[Box coordinate listings]
_ _ _ _ _ _ _

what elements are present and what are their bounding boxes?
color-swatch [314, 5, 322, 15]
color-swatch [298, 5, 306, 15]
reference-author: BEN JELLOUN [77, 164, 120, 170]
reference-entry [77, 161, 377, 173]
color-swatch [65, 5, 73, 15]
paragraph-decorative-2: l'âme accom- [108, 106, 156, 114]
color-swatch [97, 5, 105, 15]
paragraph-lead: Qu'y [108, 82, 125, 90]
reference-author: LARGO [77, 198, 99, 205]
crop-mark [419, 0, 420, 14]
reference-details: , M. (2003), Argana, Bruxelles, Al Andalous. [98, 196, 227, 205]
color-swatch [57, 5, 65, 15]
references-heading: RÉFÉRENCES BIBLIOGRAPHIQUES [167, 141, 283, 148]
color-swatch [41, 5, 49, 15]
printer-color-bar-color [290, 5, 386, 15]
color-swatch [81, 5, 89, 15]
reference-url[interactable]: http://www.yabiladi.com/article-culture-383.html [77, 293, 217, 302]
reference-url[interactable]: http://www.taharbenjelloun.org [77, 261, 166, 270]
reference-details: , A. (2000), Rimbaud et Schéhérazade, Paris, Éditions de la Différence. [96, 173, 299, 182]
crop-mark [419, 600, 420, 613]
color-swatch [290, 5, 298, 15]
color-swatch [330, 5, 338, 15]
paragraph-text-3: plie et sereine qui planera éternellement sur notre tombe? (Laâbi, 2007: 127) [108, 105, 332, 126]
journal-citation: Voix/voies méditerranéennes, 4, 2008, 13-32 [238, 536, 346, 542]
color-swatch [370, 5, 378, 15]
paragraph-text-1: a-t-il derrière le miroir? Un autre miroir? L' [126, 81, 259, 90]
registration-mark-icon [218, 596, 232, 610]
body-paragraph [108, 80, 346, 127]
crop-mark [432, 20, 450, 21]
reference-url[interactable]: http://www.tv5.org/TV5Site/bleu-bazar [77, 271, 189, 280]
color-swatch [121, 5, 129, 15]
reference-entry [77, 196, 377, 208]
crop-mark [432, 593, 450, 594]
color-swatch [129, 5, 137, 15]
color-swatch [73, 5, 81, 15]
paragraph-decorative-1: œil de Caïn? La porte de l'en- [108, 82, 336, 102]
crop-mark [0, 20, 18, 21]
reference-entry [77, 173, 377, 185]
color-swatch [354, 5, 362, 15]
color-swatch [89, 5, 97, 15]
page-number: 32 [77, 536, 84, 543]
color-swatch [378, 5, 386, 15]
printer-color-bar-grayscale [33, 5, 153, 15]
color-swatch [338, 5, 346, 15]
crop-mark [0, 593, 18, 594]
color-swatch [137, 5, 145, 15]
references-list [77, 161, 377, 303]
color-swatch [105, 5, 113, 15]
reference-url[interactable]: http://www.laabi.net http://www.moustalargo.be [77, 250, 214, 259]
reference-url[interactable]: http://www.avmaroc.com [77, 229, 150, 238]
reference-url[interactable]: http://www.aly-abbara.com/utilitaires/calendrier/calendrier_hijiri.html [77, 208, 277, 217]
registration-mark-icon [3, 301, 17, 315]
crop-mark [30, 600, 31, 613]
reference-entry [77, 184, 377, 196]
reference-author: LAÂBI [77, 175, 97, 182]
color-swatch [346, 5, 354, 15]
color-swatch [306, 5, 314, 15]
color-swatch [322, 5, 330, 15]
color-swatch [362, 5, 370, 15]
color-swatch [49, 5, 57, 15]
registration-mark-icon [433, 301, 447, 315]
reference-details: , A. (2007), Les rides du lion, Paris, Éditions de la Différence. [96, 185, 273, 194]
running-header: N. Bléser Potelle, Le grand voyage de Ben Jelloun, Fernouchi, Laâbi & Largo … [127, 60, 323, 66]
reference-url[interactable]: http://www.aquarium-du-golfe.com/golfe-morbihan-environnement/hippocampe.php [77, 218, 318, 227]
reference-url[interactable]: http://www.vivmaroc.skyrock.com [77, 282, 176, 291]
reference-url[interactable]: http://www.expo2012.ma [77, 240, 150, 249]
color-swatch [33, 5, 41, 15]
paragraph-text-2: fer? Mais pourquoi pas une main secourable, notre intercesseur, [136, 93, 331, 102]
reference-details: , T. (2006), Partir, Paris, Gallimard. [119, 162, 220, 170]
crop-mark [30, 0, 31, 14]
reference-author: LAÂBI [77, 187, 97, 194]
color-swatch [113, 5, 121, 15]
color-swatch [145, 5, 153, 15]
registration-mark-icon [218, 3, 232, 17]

_ _ _ _ _ _ _

● Stated exercise:
Output every line of the box coordinate listings as a JSON list of strings, one string per line, with blank lines omitted.

● Written reply:
[
  "what elements are present and what are their bounding boxes?",
  "color-swatch [314, 5, 322, 15]",
  "color-swatch [298, 5, 306, 15]",
  "reference-author: BEN JELLOUN [77, 164, 120, 170]",
  "reference-entry [77, 161, 377, 173]",
  "color-swatch [65, 5, 73, 15]",
  "paragraph-decorative-2: l'âme accom- [108, 106, 156, 114]",
  "color-swatch [97, 5, 105, 15]",
  "paragraph-lead: Qu'y [108, 82, 125, 90]",
  "reference-author: LARGO [77, 198, 99, 205]",
  "crop-mark [419, 0, 420, 14]",
  "reference-details: , M. (2003), Argana, Bruxelles, Al Andalous. [98, 196, 227, 205]",
  "color-swatch [57, 5, 65, 15]",
  "references-heading: RÉFÉRENCES BIBLIOGRAPHIQUES [167, 141, 283, 148]",
  "color-swatch [41, 5, 49, 15]",
  "printer-color-bar-color [290, 5, 386, 15]",
  "color-swatch [81, 5, 89, 15]",
  "reference-url[interactable]: http://www.yabiladi.com/article-culture-383.html [77, 293, 217, 302]",
  "reference-url[interactable]: http://www.taharbenjelloun.org [77, 261, 166, 270]",
  "reference-details: , A. (2000), Rimbaud et Schéhérazade, Paris, Éditions de la Différence. [96, 173, 299, 182]",
  "crop-mark [419, 600, 420, 613]",
  "color-swatch [290, 5, 298, 15]",
  "color-swatch [330, 5, 338, 15]",
  "paragraph-text-3: plie et sereine qui planera éternellement sur notre tombe? (Laâbi, 2007: 127) [108, 105, 332, 126]",
  "journal-citation: Voix/voies méditerranéennes, 4, 2008, 13-32 [238, 536, 346, 542]",
  "color-swatch [370, 5, 378, 15]",
  "paragraph-text-1: a-t-il derrière le miroir? Un autre miroir? L' [126, 81, 259, 90]",
  "registration-mark-icon [218, 596, 232, 610]",
  "body-paragraph [108, 80, 346, 127]",
  "crop-mark [432, 20, 450, 21]",
  "reference-url[interactable]: http://www.tv5.org/TV5Site/bleu-bazar [77, 271, 189, 280]",
  "color-swatch [121, 5, 129, 15]",
  "reference-entry [77, 196, 377, 208]",
  "crop-mark [432, 593, 450, 594]",
  "color-swatch [129, 5, 137, 15]",
  "color-swatch [73, 5, 81, 15]",
  "paragraph-decorative-1: œil de Caïn? La porte de l'en- [108, 82, 336, 102]",
  "crop-mark [0, 20, 18, 21]",
  "reference-entry [77, 173, 377, 185]",
  "color-swatch [354, 5, 362, 15]",
  "color-swatch [89, 5, 97, 15]",
  "page-number: 32 [77, 536, 84, 543]",
  "color-swatch [378, 5, 386, 15]",
  "printer-color-bar-grayscale [33, 5, 153, 15]",
  "color-swatch [338, 5, 346, 15]",
  "crop-mark [0, 593, 18, 594]",
  "color-swatch [137, 5, 145, 15]",
  "references-list [77, 161, 377, 303]",
  "color-swatch [105, 5, 113, 15]",
  "reference-url[interactable]: http://www.laabi.net http://www.moustalargo.be [77, 250, 214, 259]",
  "reference-url[interactable]: http://www.avmaroc.com [77, 229, 150, 238]",
  "reference-url[interactable]: http://www.aly-abbara.com/utilitaires/calendrier/calendrier_hijiri.html [77, 208, 277, 217]",
  "registration-mark-icon [3, 301, 17, 315]",
  "crop-mark [30, 600, 31, 613]",
  "reference-entry [77, 184, 377, 196]",
  "reference-author: LAÂBI [77, 175, 97, 182]",
  "color-swatch [346, 5, 354, 15]",
  "color-swatch [306, 5, 314, 15]",
  "color-swatch [322, 5, 330, 15]",
  "color-swatch [362, 5, 370, 15]",
  "color-swatch [49, 5, 57, 15]",
  "registration-mark-icon [433, 301, 447, 315]",
  "reference-details: , A. (2007), Les rides du lion, Paris, Éditions de la Différence. [96, 185, 273, 194]",
  "running-header: N. Bléser Potelle, Le grand voyage de Ben Jelloun, Fernouchi, Laâbi & Largo … [127, 60, 323, 66]",
  "reference-url[interactable]: http://www.aquarium-du-golfe.com/golfe-morbihan-environnement/hippocampe.php [77, 218, 318, 227]",
  "reference-url[interactable]: http://www.vivmaroc.skyrock.com [77, 282, 176, 291]",
  "reference-url[interactable]: http://www.expo2012.ma [77, 240, 150, 249]",
  "color-swatch [33, 5, 41, 15]",
  "paragraph-text-2: fer? Mais pourquoi pas une main secourable, notre intercesseur, [136, 93, 331, 102]",
  "reference-details: , T. (2006), Partir, Paris, Gallimard. [119, 162, 220, 170]",
  "crop-mark [30, 0, 31, 14]",
  "reference-author: LAÂBI [77, 187, 97, 194]",
  "color-swatch [113, 5, 121, 15]",
  "color-swatch [145, 5, 153, 15]",
  "registration-mark-icon [218, 3, 232, 17]"
]